_Given request_
Your task is to print all of the material verbatim.

--*--

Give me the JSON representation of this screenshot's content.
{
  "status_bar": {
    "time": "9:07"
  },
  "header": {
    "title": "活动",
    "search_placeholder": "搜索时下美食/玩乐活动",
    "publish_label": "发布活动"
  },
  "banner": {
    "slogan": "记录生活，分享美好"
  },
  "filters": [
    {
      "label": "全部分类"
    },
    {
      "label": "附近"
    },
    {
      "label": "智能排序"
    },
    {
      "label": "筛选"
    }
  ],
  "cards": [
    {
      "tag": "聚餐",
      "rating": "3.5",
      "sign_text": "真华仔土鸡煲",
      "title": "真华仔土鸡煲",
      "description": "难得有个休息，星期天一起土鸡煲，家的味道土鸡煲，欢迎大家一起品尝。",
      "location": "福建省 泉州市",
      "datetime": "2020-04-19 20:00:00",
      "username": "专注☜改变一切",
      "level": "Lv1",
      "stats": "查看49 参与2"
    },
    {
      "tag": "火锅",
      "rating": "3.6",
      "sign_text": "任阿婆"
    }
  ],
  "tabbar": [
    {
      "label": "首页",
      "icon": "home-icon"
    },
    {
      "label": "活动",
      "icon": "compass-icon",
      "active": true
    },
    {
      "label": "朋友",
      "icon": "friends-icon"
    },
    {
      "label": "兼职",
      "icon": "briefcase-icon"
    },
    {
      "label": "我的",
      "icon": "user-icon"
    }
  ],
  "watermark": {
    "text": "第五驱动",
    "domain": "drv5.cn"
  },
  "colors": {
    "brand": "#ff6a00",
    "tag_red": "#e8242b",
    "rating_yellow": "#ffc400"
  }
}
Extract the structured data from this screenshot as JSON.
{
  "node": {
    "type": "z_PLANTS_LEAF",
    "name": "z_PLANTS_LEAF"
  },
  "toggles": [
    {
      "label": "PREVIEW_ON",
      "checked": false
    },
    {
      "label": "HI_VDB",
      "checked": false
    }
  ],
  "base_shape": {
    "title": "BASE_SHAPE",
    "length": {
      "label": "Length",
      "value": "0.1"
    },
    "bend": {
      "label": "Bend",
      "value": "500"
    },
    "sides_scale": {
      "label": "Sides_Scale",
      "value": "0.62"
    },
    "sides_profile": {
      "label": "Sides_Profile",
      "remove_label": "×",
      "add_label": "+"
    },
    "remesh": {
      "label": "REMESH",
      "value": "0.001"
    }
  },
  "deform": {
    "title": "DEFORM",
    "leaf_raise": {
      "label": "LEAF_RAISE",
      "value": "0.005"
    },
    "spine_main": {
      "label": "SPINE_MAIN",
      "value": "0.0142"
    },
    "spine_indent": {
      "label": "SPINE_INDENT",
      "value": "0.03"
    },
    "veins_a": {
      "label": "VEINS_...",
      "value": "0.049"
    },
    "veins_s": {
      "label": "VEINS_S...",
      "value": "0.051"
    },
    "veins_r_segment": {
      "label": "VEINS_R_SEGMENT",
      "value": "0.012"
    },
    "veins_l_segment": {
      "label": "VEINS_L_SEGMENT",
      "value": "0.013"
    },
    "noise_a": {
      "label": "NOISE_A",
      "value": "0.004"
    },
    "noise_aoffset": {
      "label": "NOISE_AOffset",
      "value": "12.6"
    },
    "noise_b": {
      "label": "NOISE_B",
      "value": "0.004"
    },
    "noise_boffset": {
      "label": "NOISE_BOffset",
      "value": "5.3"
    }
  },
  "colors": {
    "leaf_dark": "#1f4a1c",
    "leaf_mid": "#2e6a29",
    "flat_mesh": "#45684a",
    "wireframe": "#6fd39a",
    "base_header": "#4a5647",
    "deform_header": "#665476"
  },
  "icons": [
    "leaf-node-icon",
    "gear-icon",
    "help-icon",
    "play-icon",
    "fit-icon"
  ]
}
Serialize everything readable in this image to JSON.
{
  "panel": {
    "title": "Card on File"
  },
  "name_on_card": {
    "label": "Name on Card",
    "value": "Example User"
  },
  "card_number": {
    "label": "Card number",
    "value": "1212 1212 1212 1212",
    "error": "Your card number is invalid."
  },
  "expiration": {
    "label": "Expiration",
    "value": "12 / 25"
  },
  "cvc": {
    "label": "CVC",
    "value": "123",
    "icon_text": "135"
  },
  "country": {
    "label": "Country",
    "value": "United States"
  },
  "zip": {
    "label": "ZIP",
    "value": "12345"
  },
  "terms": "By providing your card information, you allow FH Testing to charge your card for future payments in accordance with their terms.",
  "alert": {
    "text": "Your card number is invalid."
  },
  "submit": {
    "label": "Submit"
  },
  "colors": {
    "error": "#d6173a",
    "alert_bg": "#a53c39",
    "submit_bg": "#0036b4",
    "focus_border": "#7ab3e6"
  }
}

--*--

_Task result_
Give me the JSON representation of this screenshot's content.
{
  "status_bar": {
    "time": "9:07"
  },
  "header": {
    "title": "活动",
    "search_placeholder": "搜索时下美食/玩乐活动",
    "publish_label": "发布活动"
  },
  "banner": {
    "slogan": "记录生活，分享美好"
  },
  "filters": [
    {
      "label": "全部分类"
    },
    {
      "label": "附近"
    },
    {
      "label": "智能排序"
    },
    {
      "label": "筛选"
    }
  ],
  "cards": [
    {
      "tag": "聚餐",
      "rating": "3.5",
      "sign_text": "真华仔土鸡煲",
      "title": "真华仔土鸡煲",
      "description": "难得有个休息，星期天一起土鸡煲，家的味道土鸡煲，欢迎大家一起品尝。",
      "location": "福建省 泉州市",
      "datetime": "2020-04-19 20:00:00",
      "username": "专注☜改变一切",
      "level": "Lv1",
      "stats": "查看49 参与2"
    },
    {
      "tag": "火锅",
      "rating": "3.6",
      "sign_text": "任阿婆"
    }
  ],
  "tabbar": [
    {
      "label": "首页",
      "icon": "home-icon"
    },
    {
      "label": "活动",
      "icon": "compass-icon",
      "active": true
    },
    {
      "label": "朋友",
      "icon": "friends-icon"
    },
    {
      "label": "兼职",
      "icon": "briefcase-icon"
    },
    {
      "label": "我的",
      "icon": "user-icon"
    }
  ],
  "watermark": {
    "text": "第五驱动",
    "domain": "drv5.cn"
  },
  "colors": {
    "brand": "#ff6a00",
    "tag_red": "#e8242b",
    "rating_yellow": "#ffc400"
  }
}
Extract the structured data from this screenshot as JSON.
{
  "node": {
    "type": "z_PLANTS_LEAF",
    "name": "z_PLANTS_LEAF"
  },
  "toggles": [
    {
      "label": "PREVIEW_ON",
      "checked": false
    },
    {
      "label": "HI_VDB",
      "checked": false
    }
  ],
  "base_shape": {
    "title": "BASE_SHAPE",
    "length": {
      "label": "Length",
      "value": "0.1"
    },
    "bend": {
      "label": "Bend",
      "value": "500"
    },
    "sides_scale": {
      "label": "Sides_Scale",
      "value": "0.62"
    },
    "sides_profile": {
      "label": "Sides_Profile",
      "remove_label": "×",
      "add_label": "+"
    },
    "remesh": {
      "label": "REMESH",
      "value": "0.001"
    }
  },
  "deform": {
    "title": "DEFORM",
    "leaf_raise": {
      "label": "LEAF_RAISE",
      "value": "0.005"
    },
    "spine_main": {
      "label": "SPINE_MAIN",
      "value": "0.0142"
    },
    "spine_indent": {
      "label": "SPINE_INDENT",
      "value": "0.03"
    },
    "veins_a": {
      "label": "VEINS_...",
      "value": "0.049"
    },
    "veins_s": {
      "label": "VEINS_S...",
      "value": "0.051"
    },
    "veins_r_segment": {
      "label": "VEINS_R_SEGMENT",
      "value": "0.012"
    },
    "veins_l_segment": {
      "label": "VEINS_L_SEGMENT",
      "value": "0.013"
    },
    "noise_a": {
      "label": "NOISE_A",
      "value": "0.004"
    },
    "noise_aoffset": {
      "label": "NOISE_AOffset",
      "value": "12.6"
    },
    "noise_b": {
      "label": "NOISE_B",
      "value": "0.004"
    },
    "noise_boffset": {
      "label": "NOISE_BOffset",
      "value": "5.3"
    }
  },
  "colors": {
    "leaf_dark": "#1f4a1c",
    "leaf_mid": "#2e6a29",
    "flat_mesh": "#45684a",
    "wireframe": "#6fd39a",
    "base_header": "#4a5647",
    "deform_header": "#665476"
  },
  "icons": [
    "leaf-node-icon",
    "gear-icon",
    "help-icon",
    "play-icon",
    "fit-icon"
  ]
}
Serialize everything readable in this image to JSON.
{
  "panel": {
    "title": "Card on File"
  },
  "name_on_card": {
    "label": "Name on Card",
    "value": "Example User"
  },
  "card_number": {
    "label": "Card number",
    "value": "1212 1212 1212 1212",
    "error": "Your card number is invalid."
  },
  "expiration": {
    "label": "Expiration",
    "value": "12 / 25"
  },
  "cvc": {
    "label": "CVC",
    "value": "123",
    "icon_text": "135"
  },
  "country": {
    "label": "Country",
    "value": "United States"
  },
  "zip": {
    "label": "ZIP",
    "value": "12345"
  },
  "terms": "By providing your card information, you allow FH Testing to charge your card for future payments in accordance with their terms.",
  "alert": {
    "text": "Your card number is invalid."
  },
  "submit": {
    "label": "Submit"
  },
  "colors": {
    "error": "#d6173a",
    "alert_bg": "#a53c39",
    "submit_bg": "#0036b4",
    "focus_border": "#7ab3e6"
  }
}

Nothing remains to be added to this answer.